==== Listed entries
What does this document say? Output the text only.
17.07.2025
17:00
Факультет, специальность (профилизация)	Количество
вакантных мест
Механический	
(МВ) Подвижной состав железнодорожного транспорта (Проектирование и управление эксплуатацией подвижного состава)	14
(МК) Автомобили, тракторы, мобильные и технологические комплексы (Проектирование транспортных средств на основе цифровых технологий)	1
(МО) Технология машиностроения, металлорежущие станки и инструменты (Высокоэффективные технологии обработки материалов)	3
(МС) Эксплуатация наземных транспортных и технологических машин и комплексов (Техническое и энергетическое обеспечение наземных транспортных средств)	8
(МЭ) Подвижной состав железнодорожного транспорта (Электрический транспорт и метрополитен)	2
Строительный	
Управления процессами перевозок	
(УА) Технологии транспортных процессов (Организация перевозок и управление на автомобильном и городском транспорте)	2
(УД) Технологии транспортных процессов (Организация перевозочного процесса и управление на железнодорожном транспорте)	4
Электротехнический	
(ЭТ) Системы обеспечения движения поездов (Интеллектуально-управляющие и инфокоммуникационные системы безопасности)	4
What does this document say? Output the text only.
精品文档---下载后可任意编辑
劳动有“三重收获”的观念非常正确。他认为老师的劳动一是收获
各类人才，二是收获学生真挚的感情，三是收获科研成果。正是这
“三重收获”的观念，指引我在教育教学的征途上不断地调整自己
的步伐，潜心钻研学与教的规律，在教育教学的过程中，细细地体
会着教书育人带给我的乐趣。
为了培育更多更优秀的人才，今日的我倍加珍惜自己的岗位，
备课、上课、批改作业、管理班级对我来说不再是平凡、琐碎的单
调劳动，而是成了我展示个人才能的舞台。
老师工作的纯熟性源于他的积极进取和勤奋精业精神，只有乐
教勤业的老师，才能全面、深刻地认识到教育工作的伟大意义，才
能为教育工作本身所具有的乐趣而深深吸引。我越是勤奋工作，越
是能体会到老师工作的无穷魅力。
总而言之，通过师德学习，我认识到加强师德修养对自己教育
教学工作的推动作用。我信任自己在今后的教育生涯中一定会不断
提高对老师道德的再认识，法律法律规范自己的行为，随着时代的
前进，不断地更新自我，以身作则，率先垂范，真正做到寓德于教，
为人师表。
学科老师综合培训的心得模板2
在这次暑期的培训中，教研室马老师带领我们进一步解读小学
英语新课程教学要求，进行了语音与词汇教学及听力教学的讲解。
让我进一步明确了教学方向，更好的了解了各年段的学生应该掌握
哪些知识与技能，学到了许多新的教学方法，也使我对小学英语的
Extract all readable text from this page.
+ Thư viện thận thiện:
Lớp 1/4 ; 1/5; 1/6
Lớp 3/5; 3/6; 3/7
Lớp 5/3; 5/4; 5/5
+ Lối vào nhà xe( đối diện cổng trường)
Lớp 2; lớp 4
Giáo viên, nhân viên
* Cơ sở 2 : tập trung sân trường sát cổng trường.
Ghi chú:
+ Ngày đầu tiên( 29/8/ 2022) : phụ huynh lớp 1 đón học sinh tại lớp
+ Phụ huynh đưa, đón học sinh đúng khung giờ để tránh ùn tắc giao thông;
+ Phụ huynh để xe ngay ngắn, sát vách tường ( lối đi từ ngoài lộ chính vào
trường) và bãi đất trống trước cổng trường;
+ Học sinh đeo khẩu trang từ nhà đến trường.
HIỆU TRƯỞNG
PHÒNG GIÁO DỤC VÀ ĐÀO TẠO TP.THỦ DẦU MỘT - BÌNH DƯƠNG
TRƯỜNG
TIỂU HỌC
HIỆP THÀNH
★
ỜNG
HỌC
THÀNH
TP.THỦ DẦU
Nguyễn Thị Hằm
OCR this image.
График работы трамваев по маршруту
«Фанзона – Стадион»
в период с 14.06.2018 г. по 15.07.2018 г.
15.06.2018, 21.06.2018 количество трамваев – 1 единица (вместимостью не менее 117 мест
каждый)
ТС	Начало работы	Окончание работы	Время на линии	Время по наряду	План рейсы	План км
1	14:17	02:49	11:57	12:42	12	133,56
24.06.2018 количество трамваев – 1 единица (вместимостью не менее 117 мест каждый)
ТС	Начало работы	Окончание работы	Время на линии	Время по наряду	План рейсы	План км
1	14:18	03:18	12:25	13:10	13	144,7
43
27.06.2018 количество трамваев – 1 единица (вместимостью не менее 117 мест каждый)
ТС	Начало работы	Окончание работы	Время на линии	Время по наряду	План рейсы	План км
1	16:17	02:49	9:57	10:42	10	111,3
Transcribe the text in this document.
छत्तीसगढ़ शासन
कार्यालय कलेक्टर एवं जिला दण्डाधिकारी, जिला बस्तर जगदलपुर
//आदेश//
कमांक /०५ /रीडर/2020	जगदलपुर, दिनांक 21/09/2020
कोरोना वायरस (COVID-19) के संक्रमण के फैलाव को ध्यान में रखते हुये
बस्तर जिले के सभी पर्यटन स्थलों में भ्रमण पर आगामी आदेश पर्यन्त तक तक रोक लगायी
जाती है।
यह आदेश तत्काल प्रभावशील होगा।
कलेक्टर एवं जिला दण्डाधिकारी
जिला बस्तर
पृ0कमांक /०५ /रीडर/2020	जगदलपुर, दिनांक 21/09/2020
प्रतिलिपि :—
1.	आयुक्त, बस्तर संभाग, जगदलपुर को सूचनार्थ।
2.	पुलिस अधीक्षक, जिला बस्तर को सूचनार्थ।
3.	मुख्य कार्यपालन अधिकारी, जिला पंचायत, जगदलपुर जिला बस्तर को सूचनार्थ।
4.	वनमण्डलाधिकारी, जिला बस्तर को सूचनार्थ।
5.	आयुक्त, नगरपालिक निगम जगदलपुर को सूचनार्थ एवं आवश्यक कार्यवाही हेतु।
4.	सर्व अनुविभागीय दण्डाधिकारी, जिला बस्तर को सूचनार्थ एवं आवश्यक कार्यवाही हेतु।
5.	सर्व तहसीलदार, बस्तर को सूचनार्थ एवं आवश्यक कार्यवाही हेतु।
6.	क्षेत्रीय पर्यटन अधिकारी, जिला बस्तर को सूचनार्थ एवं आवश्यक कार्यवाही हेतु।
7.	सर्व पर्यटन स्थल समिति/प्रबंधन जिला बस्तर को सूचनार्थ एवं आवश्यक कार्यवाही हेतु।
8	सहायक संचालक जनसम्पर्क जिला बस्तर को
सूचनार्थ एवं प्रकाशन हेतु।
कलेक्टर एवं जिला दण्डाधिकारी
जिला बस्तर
========
■ **Exercise instructions**
Make an exact copy of the listing, including every line.

■ **Full response**
What does this document say? Output the text only.
17.07.2025
17:00
Факультет, специальность (профилизация)	Количество
вакантных мест
Механический	
(МВ) Подвижной состав железнодорожного транспорта (Проектирование и управление эксплуатацией подвижного состава)	14
(МК) Автомобили, тракторы, мобильные и технологические комплексы (Проектирование транспортных средств на основе цифровых технологий)	1
(МО) Технология машиностроения, металлорежущие станки и инструменты (Высокоэффективные технологии обработки материалов)	3
(МС) Эксплуатация наземных транспортных и технологических машин и комплексов (Техническое и энергетическое обеспечение наземных транспортных средств)	8
(МЭ) Подвижной состав железнодорожного транспорта (Электрический транспорт и метрополитен)	2
Строительный	
Управления процессами перевозок	
(УА) Технологии транспортных процессов (Организация перевозок и управление на автомобильном и городском транспорте)	2
(УД) Технологии транспортных процессов (Организация перевозочного процесса и управление на железнодорожном транспорте)	4
Электротехнический	
(ЭТ) Системы обеспечения движения поездов (Интеллектуально-управляющие и инфокоммуникационные системы безопасности)	4
What does this document say? Output the text only.
精品文档---下载后可任意编辑
劳动有“三重收获”的观念非常正确。他认为老师的劳动一是收获
各类人才，二是收获学生真挚的感情，三是收获科研成果。正是这
“三重收获”的观念，指引我在教育教学的征途上不断地调整自己
的步伐，潜心钻研学与教的规律，在教育教学的过程中，细细地体
会着教书育人带给我的乐趣。
为了培育更多更优秀的人才，今日的我倍加珍惜自己的岗位，
备课、上课、批改作业、管理班级对我来说不再是平凡、琐碎的单
调劳动，而是成了我展示个人才能的舞台。
老师工作的纯熟性源于他的积极进取和勤奋精业精神，只有乐
教勤业的老师，才能全面、深刻地认识到教育工作的伟大意义，才
能为教育工作本身所具有的乐趣而深深吸引。我越是勤奋工作，越
是能体会到老师工作的无穷魅力。
总而言之，通过师德学习，我认识到加强师德修养对自己教育
教学工作的推动作用。我信任自己在今后的教育生涯中一定会不断
提高对老师道德的再认识，法律法律规范自己的行为，随着时代的
前进，不断地更新自我，以身作则，率先垂范，真正做到寓德于教，
为人师表。
学科老师综合培训的心得模板2
在这次暑期的培训中，教研室马老师带领我们进一步解读小学
英语新课程教学要求，进行了语音与词汇教学及听力教学的讲解。
让我进一步明确了教学方向，更好的了解了各年段的学生应该掌握
哪些知识与技能，学到了许多新的教学方法，也使我对小学英语的
Extract all readable text from this page.
+ Thư viện thận thiện:
Lớp 1/4 ; 1/5; 1/6
Lớp 3/5; 3/6; 3/7
Lớp 5/3; 5/4; 5/5
+ Lối vào nhà xe( đối diện cổng trường)
Lớp 2; lớp 4
Giáo viên, nhân viên
* Cơ sở 2 : tập trung sân trường sát cổng trường.
Ghi chú:
+ Ngày đầu tiên( 29/8/ 2022) : phụ huynh lớp 1 đón học sinh tại lớp
+ Phụ huynh đưa, đón học sinh đúng khung giờ để tránh ùn tắc giao thông;
+ Phụ huynh để xe ngay ngắn, sát vách tường ( lối đi từ ngoài lộ chính vào
trường) và bãi đất trống trước cổng trường;
+ Học sinh đeo khẩu trang từ nhà đến trường.
HIỆU TRƯỞNG
PHÒNG GIÁO DỤC VÀ ĐÀO TẠO TP.THỦ DẦU MỘT - BÌNH DƯƠNG
TRƯỜNG
TIỂU HỌC
HIỆP THÀNH
★
ỜNG
HỌC
THÀNH
TP.THỦ DẦU
Nguyễn Thị Hằm
OCR this image.
График работы трамваев по маршруту
«Фанзона – Стадион»
в период с 14.06.2018 г. по 15.07.2018 г.
15.06.2018, 21.06.2018 количество трамваев – 1 единица (вместимостью не менее 117 мест
каждый)
ТС	Начало работы	Окончание работы	Время на линии	Время по наряду	План рейсы	План км
1	14:17	02:49	11:57	12:42	12	133,56
24.06.2018 количество трамваев – 1 единица (вместимостью не менее 117 мест каждый)
ТС	Начало работы	Окончание работы	Время на линии	Время по наряду	План рейсы	План км
1	14:18	03:18	12:25	13:10	13	144,7
43
27.06.2018 количество трамваев – 1 единица (вместимостью не менее 117 мест каждый)
ТС	Начало работы	Окончание работы	Время на линии	Время по наряду	План рейсы	План км
1	16:17	02:49	9:57	10:42	10	111,3
Transcribe the text in this document.
छत्तीसगढ़ शासन
कार्यालय कलेक्टर एवं जिला दण्डाधिकारी, जिला बस्तर जगदलपुर
//आदेश//
कमांक /०५ /रीडर/2020	जगदलपुर, दिनांक 21/09/2020
कोरोना वायरस (COVID-19) के संक्रमण के फैलाव को ध्यान में रखते हुये
बस्तर जिले के सभी पर्यटन स्थलों में भ्रमण पर आगामी आदेश पर्यन्त तक तक रोक लगायी
जाती है।
यह आदेश तत्काल प्रभावशील होगा।
कलेक्टर एवं जिला दण्डाधिकारी
जिला बस्तर
पृ0कमांक /०५ /रीडर/2020	जगदलपुर, दिनांक 21/09/2020
प्रतिलिपि :—
1.	आयुक्त, बस्तर संभाग, जगदलपुर को सूचनार्थ।
2.	पुलिस अधीक्षक, जिला बस्तर को सूचनार्थ।
3.	मुख्य कार्यपालन अधिकारी, जिला पंचायत, जगदलपुर जिला बस्तर को सूचनार्थ।
4.	वनमण्डलाधिकारी, जिला बस्तर को सूचनार्थ।
5.	आयुक्त, नगरपालिक निगम जगदलपुर को सूचनार्थ एवं आवश्यक कार्यवाही हेतु।
4.	सर्व अनुविभागीय दण्डाधिकारी, जिला बस्तर को सूचनार्थ एवं आवश्यक कार्यवाही हेतु।
5.	सर्व तहसीलदार, बस्तर को सूचनार्थ एवं आवश्यक कार्यवाही हेतु।
6.	क्षेत्रीय पर्यटन अधिकारी, जिला बस्तर को सूचनार्थ एवं आवश्यक कार्यवाही हेतु।
7.	सर्व पर्यटन स्थल समिति/प्रबंधन जिला बस्तर को सूचनार्थ एवं आवश्यक कार्यवाही हेतु।
8	सहायक संचालक जनसम्पर्क जिला बस्तर को
सूचनार्थ एवं प्रकाशन हेतु।
कलेक्टर एवं जिला दण्डाधिकारी
जिला बस्तर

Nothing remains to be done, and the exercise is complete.